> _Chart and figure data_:
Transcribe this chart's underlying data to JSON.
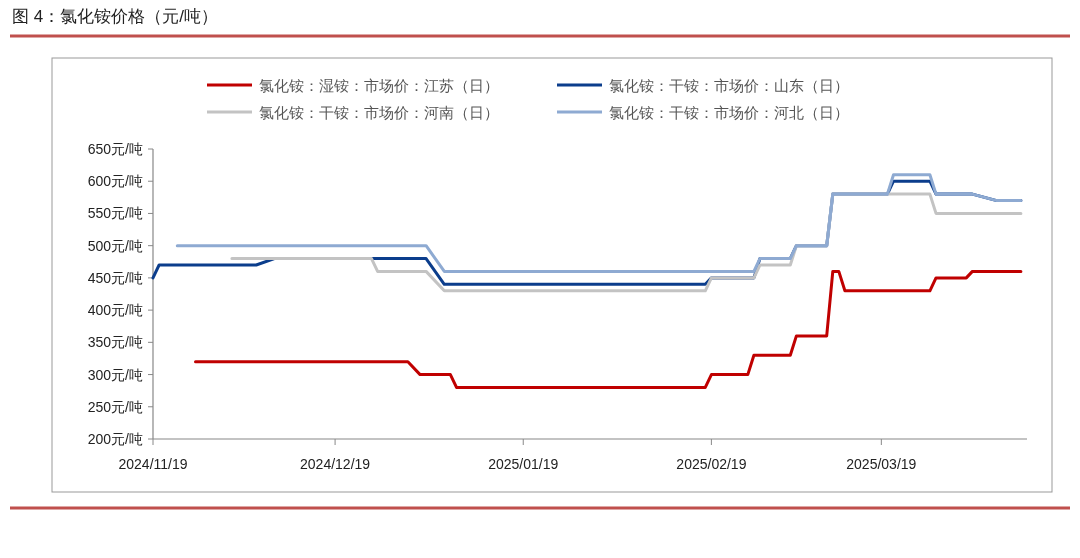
{
  "chart_data": {
    "type": "line",
    "title": "图 4：氯化铵价格（元/吨）",
    "xlim": [
      "2024-11-19",
      "2025-04-12"
    ],
    "xticks": [
      {
        "value": "2024-11-19",
        "label": "2024/11/19"
      },
      {
        "value": "2024-12-19",
        "label": "2024/12/19"
      },
      {
        "value": "2025-01-19",
        "label": "2025/01/19"
      },
      {
        "value": "2025-02-19",
        "label": "2025/02/19"
      },
      {
        "value": "2025-03-19",
        "label": "2025/03/19"
      }
    ],
    "ylim": [
      200,
      650
    ],
    "yticks": [
      {
        "value": 200,
        "label": "200元/吨"
      },
      {
        "value": 250,
        "label": "250元/吨"
      },
      {
        "value": 300,
        "label": "300元/吨"
      },
      {
        "value": 350,
        "label": "350元/吨"
      },
      {
        "value": 400,
        "label": "400元/吨"
      },
      {
        "value": 450,
        "label": "450元/吨"
      },
      {
        "value": 500,
        "label": "500元/吨"
      },
      {
        "value": 550,
        "label": "550元/吨"
      },
      {
        "value": 600,
        "label": "600元/吨"
      },
      {
        "value": 650,
        "label": "650元/吨"
      }
    ],
    "grid": false,
    "legend": "top",
    "marker": "none",
    "line_style": "solid",
    "series": [
      {
        "name": "氯化铵：湿铵：市场价：江苏（日）",
        "color": "#c00000",
        "x": [
          "2024-11-26",
          "2024-12-31",
          "2025-01-02",
          "2025-01-07",
          "2025-01-08",
          "2025-02-18",
          "2025-02-19",
          "2025-02-25",
          "2025-02-26",
          "2025-03-04",
          "2025-03-05",
          "2025-03-10",
          "2025-03-11",
          "2025-03-12",
          "2025-03-13",
          "2025-03-27",
          "2025-03-28",
          "2025-04-02",
          "2025-04-03",
          "2025-04-11"
        ],
        "values": [
          320,
          320,
          300,
          300,
          280,
          280,
          300,
          300,
          330,
          330,
          360,
          360,
          460,
          460,
          430,
          430,
          450,
          450,
          460,
          460
        ]
      },
      {
        "name": "氯化铵：干铵：市场价：山东（日）",
        "color": "#0b3d8c",
        "x": [
          "2024-11-19",
          "2024-11-20",
          "2024-12-06",
          "2024-12-09",
          "2025-01-03",
          "2025-01-06",
          "2025-02-18",
          "2025-02-19",
          "2025-02-26",
          "2025-02-27",
          "2025-03-04",
          "2025-03-05",
          "2025-03-10",
          "2025-03-11",
          "2025-03-20",
          "2025-03-21",
          "2025-03-27",
          "2025-03-28",
          "2025-04-03",
          "2025-04-07",
          "2025-04-11"
        ],
        "values": [
          450,
          470,
          470,
          480,
          480,
          440,
          440,
          450,
          450,
          480,
          480,
          500,
          500,
          580,
          580,
          600,
          600,
          580,
          580,
          570,
          570
        ]
      },
      {
        "name": "氯化铵：干铵：市场价：河南（日）",
        "color": "#c3c3c3",
        "x": [
          "2024-12-02",
          "2024-12-25",
          "2024-12-26",
          "2025-01-03",
          "2025-01-06",
          "2025-02-18",
          "2025-02-19",
          "2025-02-26",
          "2025-02-27",
          "2025-03-04",
          "2025-03-05",
          "2025-03-10",
          "2025-03-11",
          "2025-03-27",
          "2025-03-28",
          "2025-04-11"
        ],
        "values": [
          480,
          480,
          460,
          460,
          430,
          430,
          450,
          450,
          470,
          470,
          500,
          500,
          580,
          580,
          550,
          550
        ]
      },
      {
        "name": "氯化铵：干铵：市场价：河北（日）",
        "color": "#8eaad2",
        "x": [
          "2024-11-23",
          "2025-01-03",
          "2025-01-06",
          "2025-02-26",
          "2025-02-27",
          "2025-03-04",
          "2025-03-05",
          "2025-03-10",
          "2025-03-11",
          "2025-03-20",
          "2025-03-21",
          "2025-03-27",
          "2025-03-28",
          "2025-04-03",
          "2025-04-07",
          "2025-04-11"
        ],
        "values": [
          500,
          500,
          460,
          460,
          480,
          480,
          500,
          500,
          580,
          580,
          610,
          610,
          580,
          580,
          570,
          570
        ]
      }
    ]
  }
}
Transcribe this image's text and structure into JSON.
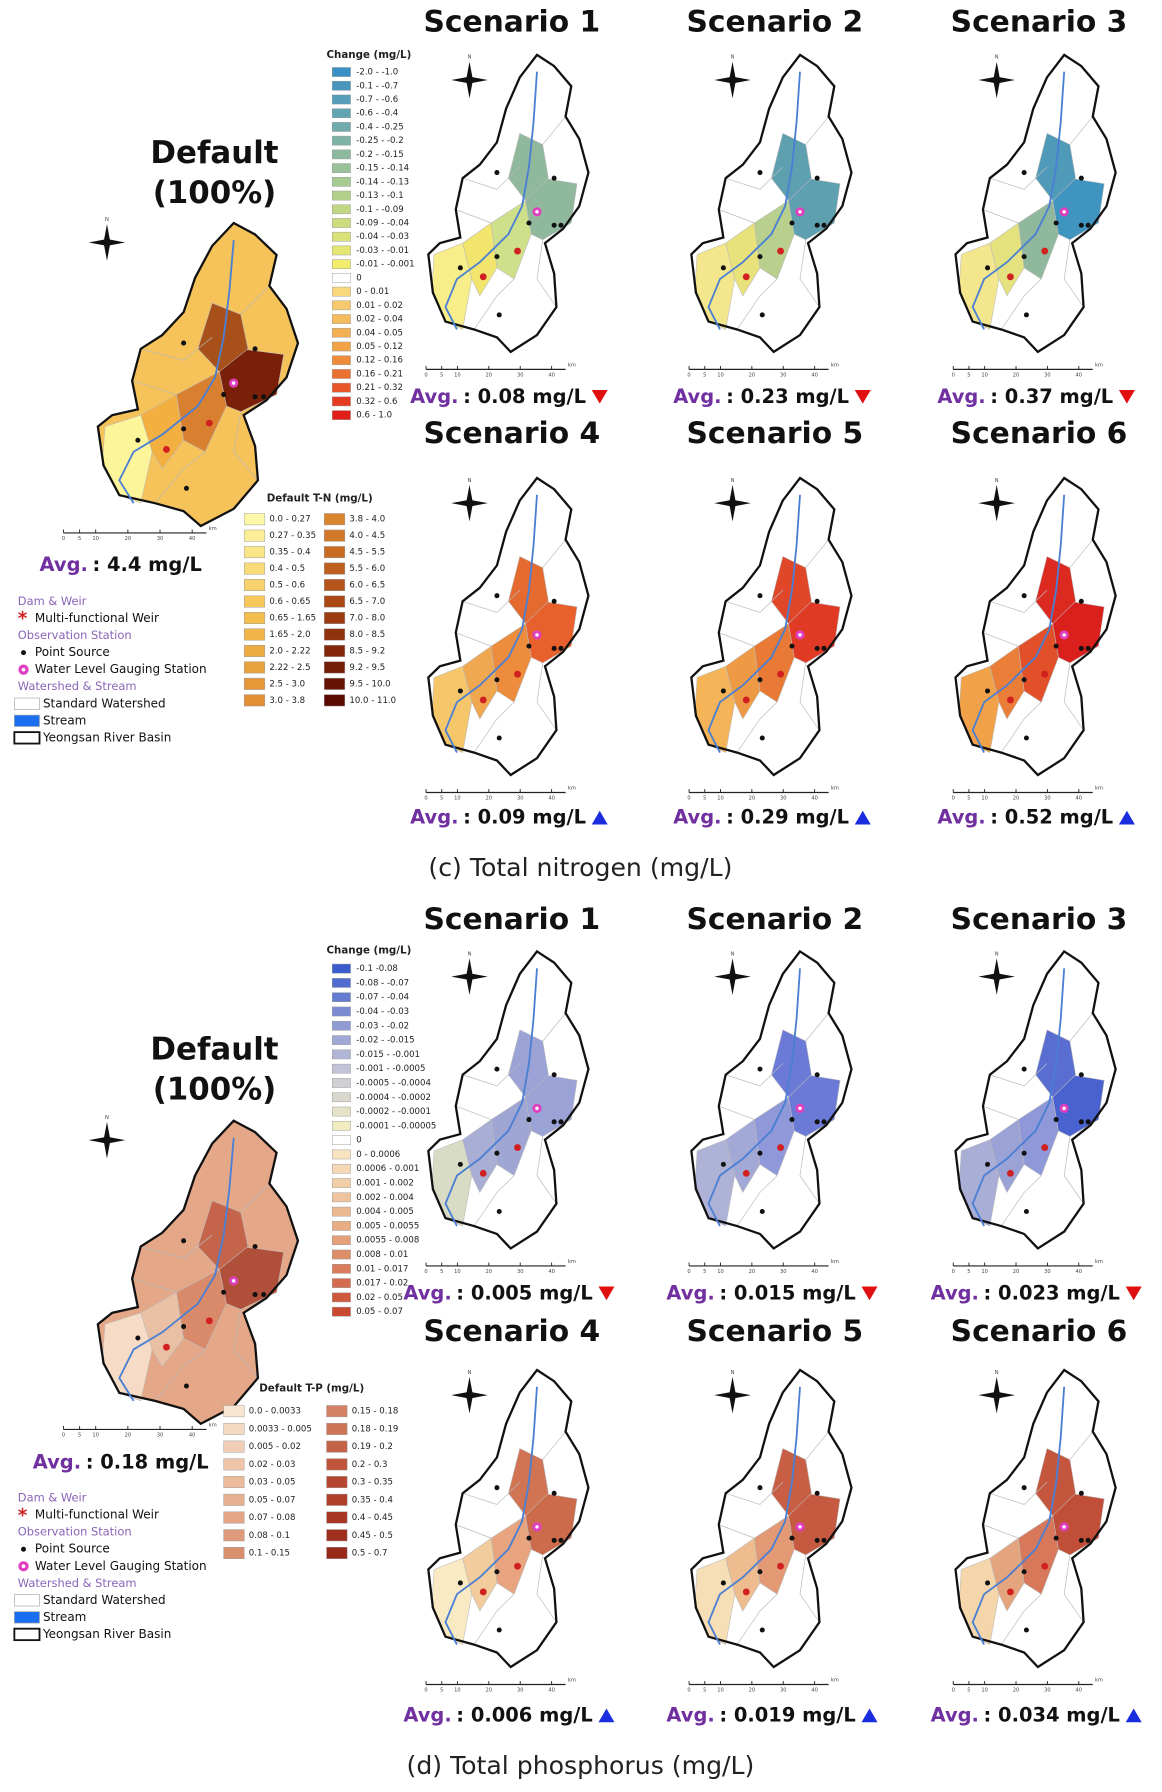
{
  "panels": [
    {
      "default_title": "Default",
      "default_pct": "(100%)",
      "avg_label": "Avg.",
      "default_avg": ": 4.4 mg/L",
      "north": "N",
      "scale_bar": {
        "ticks": [
          "0",
          "5",
          "10",
          "20",
          "30",
          "40"
        ],
        "unit": "km"
      },
      "change_legend": {
        "title": "Change (mg/L)",
        "items": [
          "-2.0 - -1.0",
          "-0.1 - -0.7",
          "-0.7 - -0.6",
          "-0.6 - -0.4",
          "-0.4 - -0.25",
          "-0.25 - -0.2",
          "-0.2 - -0.15",
          "-0.15 - -0.14",
          "-0.14 - -0.13",
          "-0.13 - -0.1",
          "-0.1 - -0.09",
          "-0.09 - -0.04",
          "-0.04 - -0.03",
          "-0.03 - -0.01",
          "-0.01 - -0.001",
          "0",
          "0 - 0.01",
          "0.01 - 0.02",
          "0.02 - 0.04",
          "0.04 - 0.05",
          "0.05 - 0.12",
          "0.12 - 0.16",
          "0.16 - 0.21",
          "0.21 - 0.32",
          "0.32 - 0.6",
          "0.6 - 1.0"
        ]
      },
      "default_legend": {
        "title": "Default T-N (mg/L)",
        "items": [
          "0.0 - 0.27",
          "0.27 - 0.35",
          "0.35 - 0.4",
          "0.4 - 0.5",
          "0.5 - 0.6",
          "0.6 - 0.65",
          "0.65 - 1.65",
          "1.65 - 2.0",
          "2.0 - 2.22",
          "2.22 - 2.5",
          "2.5 - 3.0",
          "3.0 - 3.8",
          "3.8 - 4.0",
          "4.0 - 4.5",
          "4.5 - 5.5",
          "5.5 - 6.0",
          "6.0 - 6.5",
          "6.5 - 7.0",
          "7.0 - 8.0",
          "8.0 - 8.5",
          "8.5 - 9.2",
          "9.2 - 9.5",
          "9.5 - 10.0",
          "10.0 - 11.0"
        ]
      },
      "layers": [
        {
          "text": "Dam & Weir",
          "kind": "header"
        },
        {
          "text": "Multi-functional Weir",
          "kind": "weir"
        },
        {
          "text": "Observation  Station",
          "kind": "header"
        },
        {
          "text": "Point Source",
          "kind": "point"
        },
        {
          "text": "Water Level Gauging Station",
          "kind": "gauge"
        },
        {
          "text": "Watershed & Stream",
          "kind": "header"
        },
        {
          "text": "Standard Watershed",
          "kind": "box"
        },
        {
          "text": "Stream",
          "kind": "stream"
        },
        {
          "text": "Yeongsan River Basin",
          "kind": "basin"
        }
      ],
      "scenarios": [
        {
          "title": "Scenario 1",
          "avg": ": 0.08 mg/L",
          "trend": "down"
        },
        {
          "title": "Scenario 2",
          "avg": ": 0.23 mg/L",
          "trend": "down"
        },
        {
          "title": "Scenario 3",
          "avg": ": 0.37 mg/L",
          "trend": "down"
        },
        {
          "title": "Scenario 4",
          "avg": ": 0.09 mg/L",
          "trend": "up"
        },
        {
          "title": "Scenario 5",
          "avg": ": 0.29 mg/L",
          "trend": "up"
        },
        {
          "title": "Scenario 6",
          "avg": ": 0.52 mg/L",
          "trend": "up"
        }
      ],
      "caption": "(c) Total nitrogen (mg/L)"
    },
    {
      "default_title": "Default",
      "default_pct": "(100%)",
      "avg_label": "Avg.",
      "default_avg": ": 0.18 mg/L",
      "north": "N",
      "scale_bar": {
        "ticks": [
          "0",
          "5",
          "10",
          "20",
          "30",
          "40"
        ],
        "unit": "km"
      },
      "change_legend": {
        "title": "Change (mg/L)",
        "items": [
          "-0.1 -0.08",
          "-0.08 - -0.07",
          "-0.07 - -0.04",
          "-0.04 - -0.03",
          "-0.03 - -0.02",
          "-0.02 - -0.015",
          "-0.015 - -0.001",
          "-0.001 - -0.0005",
          "-0.0005 - -0.0004",
          "-0.0004 - -0.0002",
          "-0.0002 - -0.0001",
          "-0.0001 - -0.00005",
          "0",
          "0 - 0.0006",
          "0.0006 - 0.001",
          "0.001 - 0.002",
          "0.002 - 0.004",
          "0.004 - 0.005",
          "0.005 - 0.0055",
          "0.0055 - 0.008",
          "0.008 - 0.01",
          "0.01 - 0.017",
          "0.017 - 0.02",
          "0.02 - 0.05",
          "0.05 - 0.07"
        ]
      },
      "default_legend": {
        "title": "Default T-P (mg/L)",
        "items": [
          "0.0 - 0.0033",
          "0.0033 - 0.005",
          "0.005 - 0.02",
          "0.02 - 0.03",
          "0.03 - 0.05",
          "0.05 - 0.07",
          "0.07 - 0.08",
          "0.08 - 0.1",
          "0.1 - 0.15",
          "0.15 - 0.18",
          "0.18 - 0.19",
          "0.19 - 0.2",
          "0.2 - 0.3",
          "0.3 - 0.35",
          "0.35 - 0.4",
          "0.4 - 0.45",
          "0.45 - 0.5",
          "0.5 - 0.7"
        ]
      },
      "layers": [
        {
          "text": "Dam & Weir",
          "kind": "header"
        },
        {
          "text": "Multi-functional Weir",
          "kind": "weir"
        },
        {
          "text": "Observation  Station",
          "kind": "header"
        },
        {
          "text": "Point Source",
          "kind": "point"
        },
        {
          "text": "Water Level Gauging Station",
          "kind": "gauge"
        },
        {
          "text": "Watershed & Stream",
          "kind": "header"
        },
        {
          "text": "Standard Watershed",
          "kind": "box"
        },
        {
          "text": "Stream",
          "kind": "stream"
        },
        {
          "text": "Yeongsan River Basin",
          "kind": "basin"
        }
      ],
      "scenarios": [
        {
          "title": "Scenario 1",
          "avg": ": 0.005 mg/L",
          "trend": "down"
        },
        {
          "title": "Scenario 2",
          "avg": ": 0.015 mg/L",
          "trend": "down"
        },
        {
          "title": "Scenario 3",
          "avg": ": 0.023 mg/L",
          "trend": "down"
        },
        {
          "title": "Scenario 4",
          "avg": ": 0.006 mg/L",
          "trend": "up"
        },
        {
          "title": "Scenario 5",
          "avg": ": 0.019 mg/L",
          "trend": "up"
        },
        {
          "title": "Scenario 6",
          "avg": ": 0.034 mg/L",
          "trend": "up"
        }
      ],
      "caption": "(d) Total phosphorus (mg/L)"
    }
  ]
}
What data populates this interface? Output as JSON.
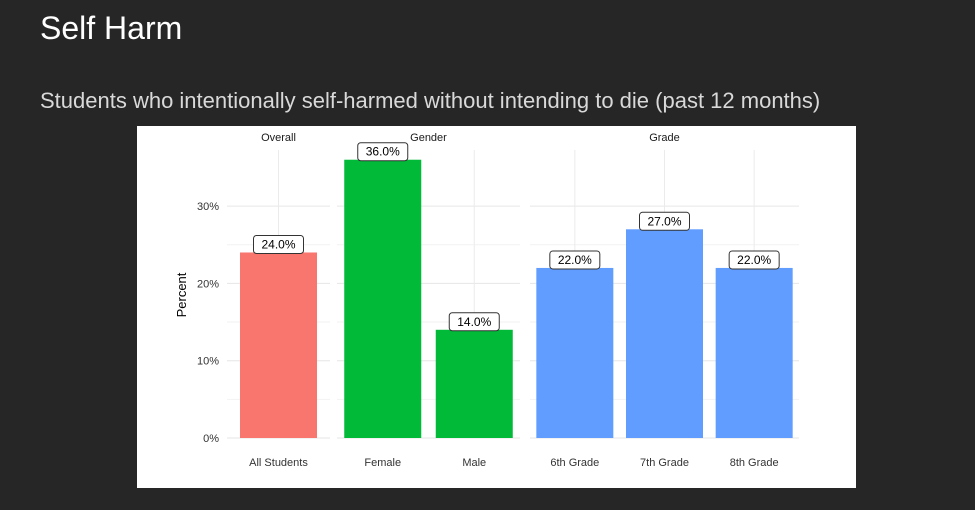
{
  "slide": {
    "title": "Self Harm",
    "subtitle": "Students who intentionally self-harmed without intending to die (past 12 months)"
  },
  "chart_data": {
    "type": "bar",
    "ylabel": "Percent",
    "ylim": [
      0,
      37
    ],
    "yticks": [
      {
        "value": 0,
        "label": "0%"
      },
      {
        "value": 10,
        "label": "10%"
      },
      {
        "value": 20,
        "label": "20%"
      },
      {
        "value": 30,
        "label": "30%"
      }
    ],
    "grid": true,
    "facets": [
      {
        "label": "Overall",
        "color": "#F8766D",
        "bars": [
          {
            "category": "All Students",
            "value": 24.0,
            "label": "24.0%"
          }
        ]
      },
      {
        "label": "Gender",
        "color": "#00BA38",
        "bars": [
          {
            "category": "Female",
            "value": 36.0,
            "label": "36.0%"
          },
          {
            "category": "Male",
            "value": 14.0,
            "label": "14.0%"
          }
        ]
      },
      {
        "label": "Grade",
        "color": "#619CFF",
        "bars": [
          {
            "category": "6th Grade",
            "value": 22.0,
            "label": "22.0%"
          },
          {
            "category": "7th Grade",
            "value": 27.0,
            "label": "27.0%"
          },
          {
            "category": "8th Grade",
            "value": 22.0,
            "label": "22.0%"
          }
        ]
      }
    ]
  }
}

> _Work to do_:
Gather all the lines that include the word "caption" and copy them out.

> _Solution to the exercise_:
      "caption": "(c) Total nitrogen (mg/L)"
      "caption": "(d) Total phosphorus (mg/L)"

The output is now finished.